start Text provided

What is VPN Split Tunneling?
Have you ever needed to use a VPN for a specific app, but also needed direct access to the internet for another? Enter VPN split tunneling, a solution that offers the best of both worlds. With VPN split tunneling, you can enjoy the benefits of a secure VPN connection for certain activities while still having direct access to the internet for others. Ready to find out more? Let’s dive into the world of VPN split tunneling and explore how it can benefit you.
In this blog post, we’ll help you understand the concept of “what is VPN split tunneling” and its purpose. We’ll explore different types of VPN split tunneling, the advantages and disadvantages, and setting up split tunneling with popular VPN providers. Finally, we’ll discuss security considerations, use cases, and compare VPN split tunneling to full tunnel VPNs.
VPN Split Tunneling is a powerful VPN feature that allows you to route some of your network traffic through an encrypted VPN tunnel, while the rest of your data flows directly and unencrypted to the internet.
It can be advantageous if you only want to use a VPN for some of your internet traffic, like torrenting, online banking, or visiting geo-restricted websites and streaming services.
It can also be helpful with gaming, where a low ping is essential, and you want your gaming traffic to flow directly to the internet. In this case, you can encrypt all your internet traffic, with the exception of your gaming data.
Understanding VPN Split Tunneling
VPN split tunneling is a feature that enables users to route specific traffic through an encrypted VPN tunnel while maintaining direct internet access for other activities. Imagine having two connections at once: a secure VPN connection for your sensitive data and an open connection to the web for your other online activities. This flexible approach helps users save bandwidth and increase performance.
But what’s the catch? As with any technology, there are pros and cons. While VPN split tunneling offers some benefits, it also comes with potential security risks. In the following sections, we’ll discuss these risks and dive deeper into different types of VPN split tunneling, its purpose, and its applications.
The Purpose of Split Tunneling
One of the main reasons users might want to utilize split tunneling is to conserve bandwidth and improve performance. With split tunneling, certain apps can take advantage of the secure VPN tunnel for added security, while other apps get faster speeds and access to local services. This dual-access approach allows users to access both local and foreign resources simultaneously, making it highly useful for various activities.
However, it’s important to note that VPN split tunneling is not supported on all platforms. For example, iOS does not support split tunneling for consumer VPN services, as it’s only available for apps managed using a mobile device management (MDM) solution. Windows and Android are the most commonly used platforms for split tunneling.
Types of VPN Split Tunneling
There are three main types of VPN split tunneling: app-based, URL-based, and inverse split tunneling. Each type offers unique features and use cases, allowing users to tailor their VPN experience to their specific needs. In the following subsections, we’ll discuss each type in more detail, highlighting their unique features and applications.
It’s essential to choose the right type of split tunneling for your needs and to configure your VPN and firewalls correctly to prevent any security risks that could arise from not having encryption in the other tunnel. Let’s take a closer look at each type of split tunneling.

end Text provided

▸ Problem to work on: Write out the part of the passage on VPN split tunneling between "It can also" and "your gaming data.", inclusive. The listing that comes next is separate material and has no connection to the passage on VPN split tunneling.

start Excerpted data

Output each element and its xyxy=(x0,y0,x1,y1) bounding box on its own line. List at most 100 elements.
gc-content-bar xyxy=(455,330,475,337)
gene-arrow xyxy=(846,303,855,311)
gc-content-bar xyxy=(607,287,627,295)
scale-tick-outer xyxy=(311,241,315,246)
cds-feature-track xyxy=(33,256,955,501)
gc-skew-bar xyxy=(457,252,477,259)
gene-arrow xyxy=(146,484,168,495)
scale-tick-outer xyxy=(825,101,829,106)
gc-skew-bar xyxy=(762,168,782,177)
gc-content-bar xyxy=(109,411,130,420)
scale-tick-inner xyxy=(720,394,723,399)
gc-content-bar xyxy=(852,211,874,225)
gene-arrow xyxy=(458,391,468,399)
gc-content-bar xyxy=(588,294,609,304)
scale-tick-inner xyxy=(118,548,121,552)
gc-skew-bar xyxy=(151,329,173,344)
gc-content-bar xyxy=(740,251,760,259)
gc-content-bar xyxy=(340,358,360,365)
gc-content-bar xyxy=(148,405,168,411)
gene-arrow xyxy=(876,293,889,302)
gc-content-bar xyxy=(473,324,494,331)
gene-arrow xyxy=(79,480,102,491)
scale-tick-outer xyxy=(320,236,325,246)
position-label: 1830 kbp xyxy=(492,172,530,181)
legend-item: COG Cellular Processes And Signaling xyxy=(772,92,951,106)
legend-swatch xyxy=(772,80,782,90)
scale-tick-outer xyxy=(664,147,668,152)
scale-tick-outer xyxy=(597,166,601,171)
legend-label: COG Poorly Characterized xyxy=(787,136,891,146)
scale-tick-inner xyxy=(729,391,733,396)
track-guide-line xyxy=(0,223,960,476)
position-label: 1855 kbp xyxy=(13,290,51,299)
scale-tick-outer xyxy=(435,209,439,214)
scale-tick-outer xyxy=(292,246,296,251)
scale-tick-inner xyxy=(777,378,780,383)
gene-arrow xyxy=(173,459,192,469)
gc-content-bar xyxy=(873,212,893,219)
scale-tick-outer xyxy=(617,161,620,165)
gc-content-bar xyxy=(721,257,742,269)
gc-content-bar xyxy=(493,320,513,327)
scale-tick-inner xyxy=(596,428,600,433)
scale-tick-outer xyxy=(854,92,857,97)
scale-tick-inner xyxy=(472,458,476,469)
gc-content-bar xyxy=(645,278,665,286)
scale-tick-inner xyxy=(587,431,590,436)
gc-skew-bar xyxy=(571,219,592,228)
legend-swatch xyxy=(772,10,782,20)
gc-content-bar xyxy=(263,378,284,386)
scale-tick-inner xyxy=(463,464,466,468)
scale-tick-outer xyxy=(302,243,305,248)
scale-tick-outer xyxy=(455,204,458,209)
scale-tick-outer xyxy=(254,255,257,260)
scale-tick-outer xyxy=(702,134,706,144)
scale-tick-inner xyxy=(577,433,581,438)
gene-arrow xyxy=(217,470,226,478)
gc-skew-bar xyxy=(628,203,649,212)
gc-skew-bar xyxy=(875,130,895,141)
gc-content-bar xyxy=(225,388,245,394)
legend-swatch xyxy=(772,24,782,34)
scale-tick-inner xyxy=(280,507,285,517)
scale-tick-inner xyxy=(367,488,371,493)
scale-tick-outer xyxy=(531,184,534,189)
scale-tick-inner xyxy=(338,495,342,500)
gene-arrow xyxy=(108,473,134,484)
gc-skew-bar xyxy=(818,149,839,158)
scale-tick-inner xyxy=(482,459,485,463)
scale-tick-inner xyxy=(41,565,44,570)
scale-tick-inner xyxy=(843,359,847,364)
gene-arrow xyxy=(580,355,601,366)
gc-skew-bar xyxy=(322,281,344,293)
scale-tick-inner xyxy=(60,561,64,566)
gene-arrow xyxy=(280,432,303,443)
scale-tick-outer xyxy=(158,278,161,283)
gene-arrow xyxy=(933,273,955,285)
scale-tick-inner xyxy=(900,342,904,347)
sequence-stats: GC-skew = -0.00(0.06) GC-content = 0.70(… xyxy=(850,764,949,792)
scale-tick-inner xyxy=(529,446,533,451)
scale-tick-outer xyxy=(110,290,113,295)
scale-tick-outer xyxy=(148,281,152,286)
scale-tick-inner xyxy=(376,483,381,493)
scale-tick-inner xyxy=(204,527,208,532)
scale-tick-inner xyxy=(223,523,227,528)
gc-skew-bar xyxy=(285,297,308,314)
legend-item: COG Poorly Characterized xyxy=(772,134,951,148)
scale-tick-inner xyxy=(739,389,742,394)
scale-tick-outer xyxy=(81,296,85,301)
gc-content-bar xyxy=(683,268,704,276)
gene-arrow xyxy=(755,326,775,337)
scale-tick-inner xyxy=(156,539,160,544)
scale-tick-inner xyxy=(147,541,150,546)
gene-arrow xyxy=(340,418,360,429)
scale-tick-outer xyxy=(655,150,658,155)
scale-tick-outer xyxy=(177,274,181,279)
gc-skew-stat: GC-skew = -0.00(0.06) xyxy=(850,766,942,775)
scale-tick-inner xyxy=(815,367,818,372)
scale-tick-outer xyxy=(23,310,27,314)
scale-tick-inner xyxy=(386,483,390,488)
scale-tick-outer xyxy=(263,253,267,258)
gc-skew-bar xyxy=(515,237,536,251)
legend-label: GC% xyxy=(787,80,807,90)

end Excerpted data

▸ Result of this exercise:
It can also be helpful with gaming, where a low ping is essential, and you want your gaming traffic to flow directly to the internet. In this case, you can encrypt all your internet traffic, with the exception of your gaming data.